Do this:
Below are entries. Pull out all lines containing "BOURNE".
::::::::
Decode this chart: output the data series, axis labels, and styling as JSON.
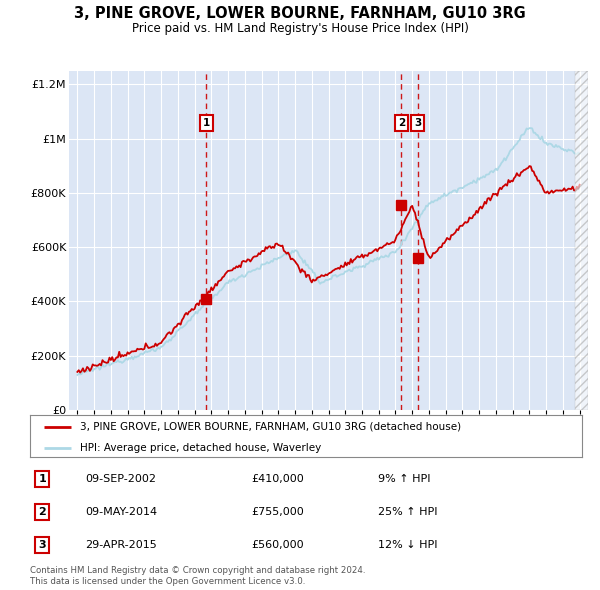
{
  "title": "3, PINE GROVE, LOWER BOURNE, FARNHAM, GU10 3RG",
  "subtitle": "Price paid vs. HM Land Registry's House Price Index (HPI)",
  "legend_house": "3, PINE GROVE, LOWER BOURNE, FARNHAM, GU10 3RG (detached house)",
  "legend_hpi": "HPI: Average price, detached house, Waverley",
  "footer1": "Contains HM Land Registry data © Crown copyright and database right 2024.",
  "footer2": "This data is licensed under the Open Government Licence v3.0.",
  "transactions": [
    {
      "num": "1",
      "date": "09-SEP-2002",
      "price": "£410,000",
      "change": "9% ↑ HPI"
    },
    {
      "num": "2",
      "date": "09-MAY-2014",
      "price": "£755,000",
      "change": "25% ↑ HPI"
    },
    {
      "num": "3",
      "date": "29-APR-2015",
      "price": "£560,000",
      "change": "12% ↓ HPI"
    }
  ],
  "sale_dates": [
    2002.69,
    2014.36,
    2015.33
  ],
  "sale_prices": [
    410000,
    755000,
    560000
  ],
  "hpi_color": "#ADD8E6",
  "house_color": "#CC0000",
  "vline_color": "#CC0000",
  "background_plot": "#DCE6F5",
  "background_fig": "#FFFFFF",
  "grid_color": "#FFFFFF",
  "ylim": [
    0,
    1250000
  ],
  "xlim": [
    1994.5,
    2025.5
  ],
  "yticks": [
    0,
    200000,
    400000,
    600000,
    800000,
    1000000,
    1200000
  ],
  "ytick_labels": [
    "£0",
    "£200K",
    "£400K",
    "£600K",
    "£800K",
    "£1M",
    "£1.2M"
  ]
}
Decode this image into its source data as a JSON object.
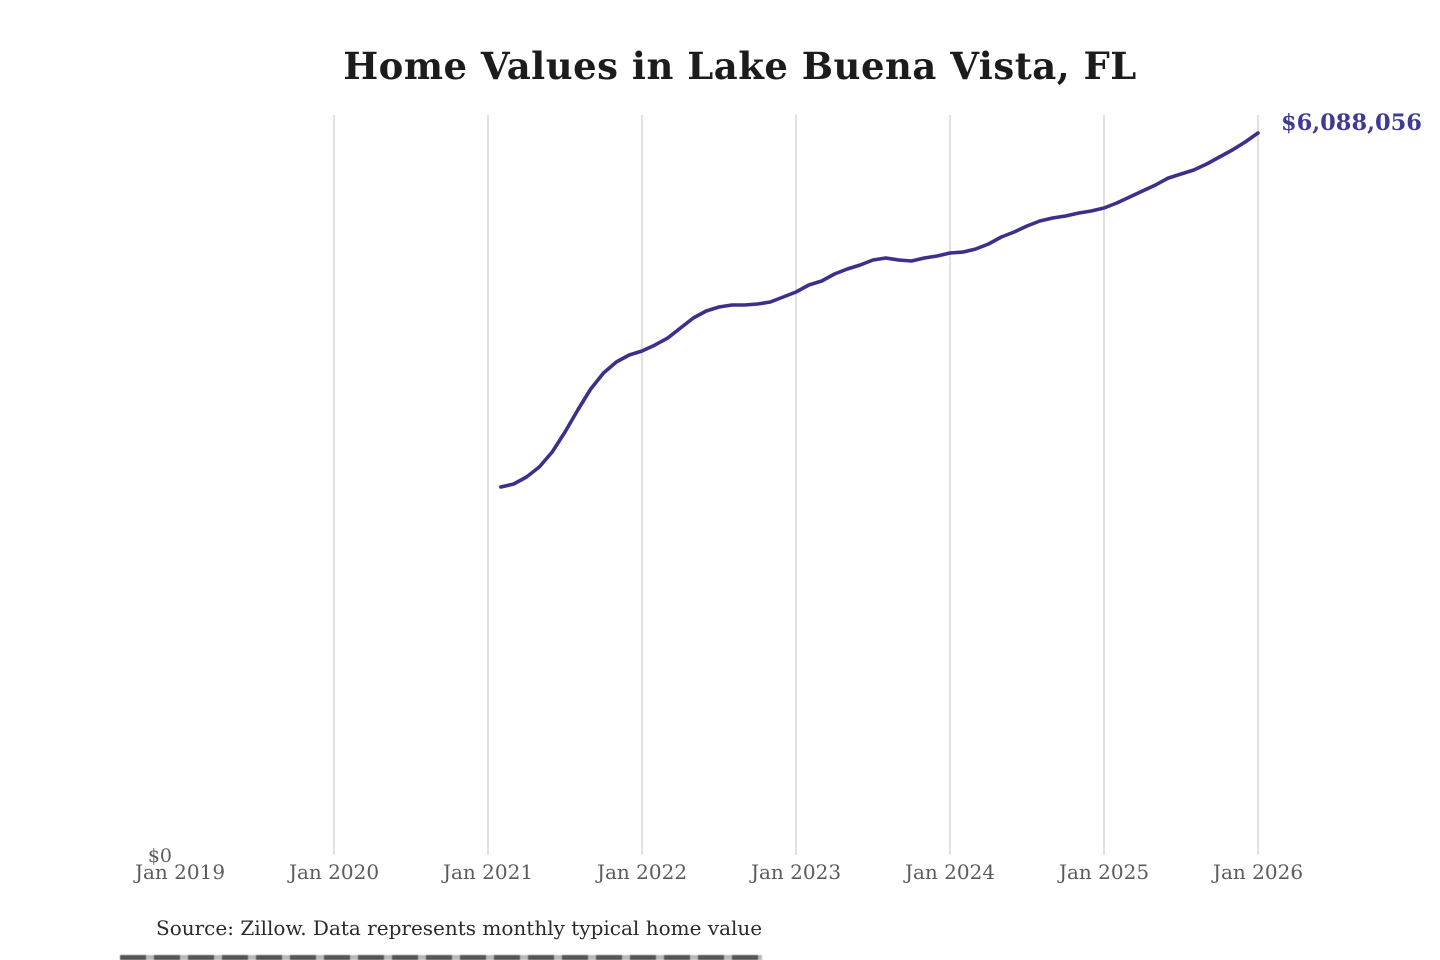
{
  "chart_data": {
    "type": "line",
    "title": "Home Values in Lake Buena Vista, FL",
    "end_label": "$6,088,056",
    "end_value": 6088056,
    "source_note": "Source: Zillow. Data represents monthly typical home value",
    "x_tick_labels": [
      "Jan 2019",
      "Jan 2020",
      "Jan 2021",
      "Jan 2022",
      "Jan 2023",
      "Jan 2024",
      "Jan 2025",
      "Jan 2026"
    ],
    "gridline_labels": [
      "Jan 2020",
      "Jan 2021",
      "Jan 2022",
      "Jan 2023",
      "Jan 2024",
      "Jan 2025",
      "Jan 2026"
    ],
    "y_tick_labels": [
      "$0"
    ],
    "ylim": [
      0,
      6240000
    ],
    "grid": "vertical-only",
    "legend": "none",
    "series": [
      {
        "name": "Monthly typical home value",
        "start": "Feb 2021",
        "end": "Jan 2026",
        "interval": "monthly",
        "values": [
          3103000,
          3128000,
          3187000,
          3272000,
          3398000,
          3567000,
          3752000,
          3929000,
          4064000,
          4157000,
          4216000,
          4250000,
          4300000,
          4359000,
          4444000,
          4528000,
          4587000,
          4621000,
          4638000,
          4638000,
          4646000,
          4663000,
          4705000,
          4747000,
          4806000,
          4840000,
          4899000,
          4941000,
          4975000,
          5017000,
          5034000,
          5017000,
          5009000,
          5034000,
          5051000,
          5076000,
          5084000,
          5110000,
          5152000,
          5211000,
          5253000,
          5304000,
          5346000,
          5371000,
          5388000,
          5413000,
          5430000,
          5456000,
          5498000,
          5548000,
          5599000,
          5649000,
          5708000,
          5742000,
          5776000,
          5827000,
          5886000,
          5945000,
          6012000,
          6088056
        ]
      }
    ],
    "colors": {
      "line": "#39318a",
      "end_label": "#3e3b96",
      "gridline": "#cdcdcd",
      "axis_text": "#5b5b5b",
      "title": "#1c1c1c",
      "source_text": "#2b2b2b"
    }
  }
}
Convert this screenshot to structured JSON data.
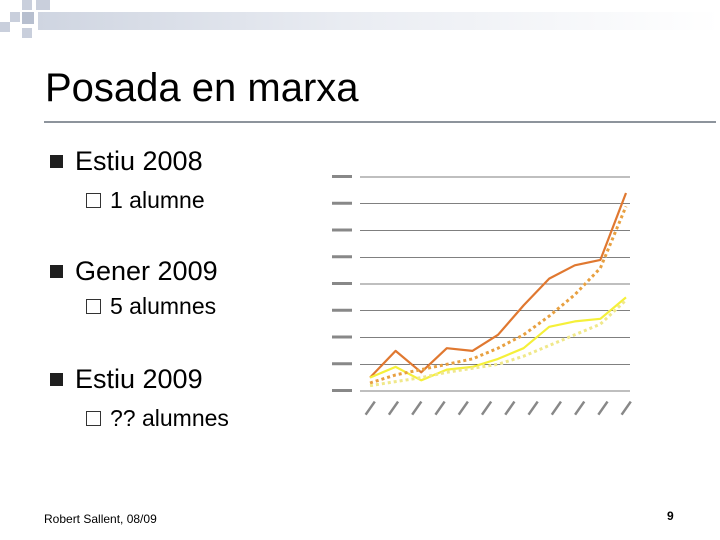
{
  "slide": {
    "title": "Posada en marxa",
    "bullets": [
      {
        "text": "Estiu 2008",
        "sub": "1 alumne"
      },
      {
        "text": "Gener 2009",
        "sub": "5 alumnes"
      },
      {
        "text": "Estiu 2009",
        "sub": "?? alumnes"
      }
    ],
    "footer": "Robert Sallent,  08/09",
    "page_number": "9"
  },
  "colors": {
    "orange": "#e07830",
    "yellow": "#f5f03a",
    "orange_dotted": "#e8a040",
    "yellow_dotted": "#f0e88a",
    "grid": "#000000"
  },
  "chart_data": {
    "type": "line",
    "note_labels": "axis tick labels are too small to read in the screenshot",
    "y_tick_count": 9,
    "x_count": 12,
    "grid": true,
    "series": [
      {
        "style": "solid",
        "color": "orange",
        "values": [
          0.5,
          1.5,
          0.7,
          1.6,
          1.5,
          2.1,
          3.2,
          4.2,
          4.7,
          4.9,
          7.4
        ]
      },
      {
        "style": "solid",
        "color": "yellow",
        "values": [
          0.5,
          0.9,
          0.4,
          0.8,
          0.9,
          1.2,
          1.6,
          2.4,
          2.6,
          2.7,
          3.5
        ]
      },
      {
        "style": "dotted",
        "color": "orange_dotted",
        "values": [
          0.3,
          0.6,
          0.8,
          1.0,
          1.2,
          1.6,
          2.1,
          2.8,
          3.6,
          4.6,
          6.9
        ]
      },
      {
        "style": "dotted",
        "color": "yellow_dotted",
        "values": [
          0.2,
          0.35,
          0.5,
          0.7,
          0.85,
          1.0,
          1.3,
          1.7,
          2.1,
          2.5,
          3.4
        ]
      }
    ]
  }
}
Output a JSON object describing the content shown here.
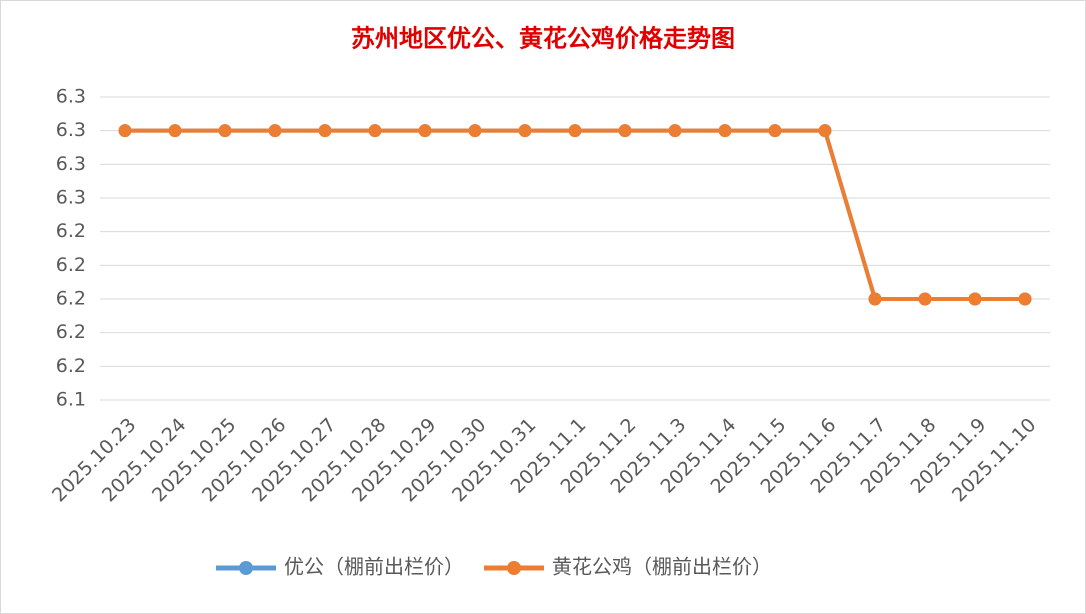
::::::::
Answer below:
  "title": "3, PINE GROVE, LOWER BOURNE, FARNHAM, GU10 3RG",
  "legend_house": "3, PINE GROVE, LOWER BOURNE, FARNHAM, GU10 3RG (detached house)",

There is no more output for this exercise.